The problem:
Can you pull out each line of the data below that includes the word "сооружений"?

Available records:
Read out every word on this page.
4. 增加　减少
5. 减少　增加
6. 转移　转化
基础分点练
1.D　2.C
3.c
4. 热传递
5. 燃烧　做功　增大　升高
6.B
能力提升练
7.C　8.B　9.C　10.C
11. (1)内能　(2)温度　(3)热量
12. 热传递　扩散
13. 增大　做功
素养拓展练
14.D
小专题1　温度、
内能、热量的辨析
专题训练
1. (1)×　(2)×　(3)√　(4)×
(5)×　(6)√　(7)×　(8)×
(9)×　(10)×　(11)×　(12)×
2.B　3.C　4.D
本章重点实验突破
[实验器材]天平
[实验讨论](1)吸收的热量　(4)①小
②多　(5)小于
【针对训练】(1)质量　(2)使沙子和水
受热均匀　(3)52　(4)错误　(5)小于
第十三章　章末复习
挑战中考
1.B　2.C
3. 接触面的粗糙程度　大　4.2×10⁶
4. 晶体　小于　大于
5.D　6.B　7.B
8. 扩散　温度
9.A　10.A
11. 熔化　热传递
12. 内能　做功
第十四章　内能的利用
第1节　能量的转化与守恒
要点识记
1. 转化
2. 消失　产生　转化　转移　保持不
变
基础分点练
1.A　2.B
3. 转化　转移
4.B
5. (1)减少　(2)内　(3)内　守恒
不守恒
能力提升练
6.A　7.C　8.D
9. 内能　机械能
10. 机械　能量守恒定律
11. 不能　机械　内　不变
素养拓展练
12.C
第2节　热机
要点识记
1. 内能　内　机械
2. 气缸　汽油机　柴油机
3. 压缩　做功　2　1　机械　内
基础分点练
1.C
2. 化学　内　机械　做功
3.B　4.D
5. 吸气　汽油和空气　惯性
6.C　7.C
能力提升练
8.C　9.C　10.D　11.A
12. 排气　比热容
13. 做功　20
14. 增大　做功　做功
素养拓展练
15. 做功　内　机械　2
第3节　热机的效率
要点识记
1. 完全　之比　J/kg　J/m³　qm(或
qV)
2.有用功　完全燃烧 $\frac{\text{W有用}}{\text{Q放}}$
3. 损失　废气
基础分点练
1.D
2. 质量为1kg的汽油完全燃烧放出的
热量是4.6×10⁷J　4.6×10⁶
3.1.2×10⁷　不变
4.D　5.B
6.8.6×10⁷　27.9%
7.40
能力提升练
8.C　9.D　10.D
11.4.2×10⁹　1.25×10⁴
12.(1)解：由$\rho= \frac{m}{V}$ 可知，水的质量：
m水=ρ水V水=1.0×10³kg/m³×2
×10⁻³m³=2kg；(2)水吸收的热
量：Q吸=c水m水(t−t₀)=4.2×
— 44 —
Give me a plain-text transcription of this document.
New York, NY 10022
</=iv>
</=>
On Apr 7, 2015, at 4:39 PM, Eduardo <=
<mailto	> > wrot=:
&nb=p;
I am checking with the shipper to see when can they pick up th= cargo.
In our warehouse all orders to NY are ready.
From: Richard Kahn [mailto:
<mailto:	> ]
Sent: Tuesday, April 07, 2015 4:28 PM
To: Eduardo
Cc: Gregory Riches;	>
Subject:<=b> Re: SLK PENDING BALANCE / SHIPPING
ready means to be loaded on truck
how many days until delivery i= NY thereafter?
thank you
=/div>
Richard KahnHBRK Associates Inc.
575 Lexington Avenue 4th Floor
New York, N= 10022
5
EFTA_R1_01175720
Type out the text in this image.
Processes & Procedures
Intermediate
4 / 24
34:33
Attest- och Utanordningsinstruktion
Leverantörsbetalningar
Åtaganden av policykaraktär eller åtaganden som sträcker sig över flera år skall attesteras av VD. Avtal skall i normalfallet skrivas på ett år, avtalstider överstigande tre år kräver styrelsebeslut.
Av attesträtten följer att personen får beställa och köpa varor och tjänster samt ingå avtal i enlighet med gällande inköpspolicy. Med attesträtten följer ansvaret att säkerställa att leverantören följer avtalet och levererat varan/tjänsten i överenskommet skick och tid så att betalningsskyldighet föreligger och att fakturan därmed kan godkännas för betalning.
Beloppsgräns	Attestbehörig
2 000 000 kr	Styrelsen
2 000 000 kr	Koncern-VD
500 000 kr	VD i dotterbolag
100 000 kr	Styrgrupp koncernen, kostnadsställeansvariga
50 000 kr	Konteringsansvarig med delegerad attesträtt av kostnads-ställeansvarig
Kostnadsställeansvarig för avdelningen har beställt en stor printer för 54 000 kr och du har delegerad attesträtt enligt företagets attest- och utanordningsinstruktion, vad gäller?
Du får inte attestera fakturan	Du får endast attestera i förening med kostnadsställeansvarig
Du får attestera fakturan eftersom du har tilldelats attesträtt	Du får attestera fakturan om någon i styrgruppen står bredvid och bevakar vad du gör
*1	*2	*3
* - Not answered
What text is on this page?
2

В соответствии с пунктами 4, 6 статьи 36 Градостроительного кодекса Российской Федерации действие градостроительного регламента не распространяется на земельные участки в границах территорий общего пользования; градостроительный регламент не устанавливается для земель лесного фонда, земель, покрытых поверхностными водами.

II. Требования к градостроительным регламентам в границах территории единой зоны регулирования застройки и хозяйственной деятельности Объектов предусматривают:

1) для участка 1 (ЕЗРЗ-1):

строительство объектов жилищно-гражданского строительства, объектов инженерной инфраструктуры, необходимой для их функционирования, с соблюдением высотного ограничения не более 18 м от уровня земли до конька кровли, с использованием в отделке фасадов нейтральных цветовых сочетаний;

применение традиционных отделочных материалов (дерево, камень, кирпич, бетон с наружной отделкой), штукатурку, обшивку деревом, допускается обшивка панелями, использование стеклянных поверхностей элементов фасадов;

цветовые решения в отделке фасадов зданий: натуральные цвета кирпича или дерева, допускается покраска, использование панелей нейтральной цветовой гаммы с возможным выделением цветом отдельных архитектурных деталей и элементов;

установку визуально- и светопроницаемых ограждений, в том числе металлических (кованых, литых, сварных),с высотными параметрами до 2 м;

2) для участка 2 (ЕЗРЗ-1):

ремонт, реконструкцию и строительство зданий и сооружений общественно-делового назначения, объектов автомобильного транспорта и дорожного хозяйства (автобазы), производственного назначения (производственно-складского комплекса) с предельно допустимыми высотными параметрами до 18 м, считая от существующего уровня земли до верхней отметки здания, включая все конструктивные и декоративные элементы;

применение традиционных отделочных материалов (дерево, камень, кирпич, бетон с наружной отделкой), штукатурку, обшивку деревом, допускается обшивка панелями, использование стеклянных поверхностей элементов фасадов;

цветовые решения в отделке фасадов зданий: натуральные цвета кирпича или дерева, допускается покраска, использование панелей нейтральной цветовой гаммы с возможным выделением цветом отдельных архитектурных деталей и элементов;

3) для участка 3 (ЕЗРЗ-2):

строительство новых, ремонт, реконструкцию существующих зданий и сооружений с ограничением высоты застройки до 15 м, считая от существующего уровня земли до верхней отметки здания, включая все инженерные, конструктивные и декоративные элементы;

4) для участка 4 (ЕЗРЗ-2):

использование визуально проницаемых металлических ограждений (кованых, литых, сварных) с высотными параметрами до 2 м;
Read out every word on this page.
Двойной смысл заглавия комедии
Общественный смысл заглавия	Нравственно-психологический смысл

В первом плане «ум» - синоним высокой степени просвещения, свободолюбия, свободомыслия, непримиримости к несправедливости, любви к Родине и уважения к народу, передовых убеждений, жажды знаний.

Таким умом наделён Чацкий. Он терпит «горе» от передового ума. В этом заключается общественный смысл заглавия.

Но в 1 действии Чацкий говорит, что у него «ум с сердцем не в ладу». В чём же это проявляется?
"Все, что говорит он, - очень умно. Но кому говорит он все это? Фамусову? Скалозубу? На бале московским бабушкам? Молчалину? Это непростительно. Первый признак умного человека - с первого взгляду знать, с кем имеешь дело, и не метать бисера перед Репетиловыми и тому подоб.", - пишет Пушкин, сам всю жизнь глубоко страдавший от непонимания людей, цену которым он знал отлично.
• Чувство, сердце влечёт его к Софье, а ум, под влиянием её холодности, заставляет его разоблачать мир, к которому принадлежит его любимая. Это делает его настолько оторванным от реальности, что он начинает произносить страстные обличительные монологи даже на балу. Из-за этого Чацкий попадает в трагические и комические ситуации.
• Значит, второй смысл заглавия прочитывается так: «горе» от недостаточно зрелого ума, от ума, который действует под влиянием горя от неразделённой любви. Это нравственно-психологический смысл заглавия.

Output of the task:
ремонт, реконструкцию и строительство зданий и сооружений общественно-делового назначения, объектов автомобильного транспорта и дорожного хозяйства (автобазы), производственного назначения (производственно-складского комплекса) с предельно допустимыми высотными параметрами до 18 м, считая от существующего уровня земли до верхней отметки здания, включая все конструктивные и декоративные элементы;
строительство новых, ремонт, реконструкцию существующих зданий и сооружений с ограничением высоты застройки до 15 м, считая от существующего уровня земли до верхней отметки здания, включая все инженерные, конструктивные и декоративные элементы;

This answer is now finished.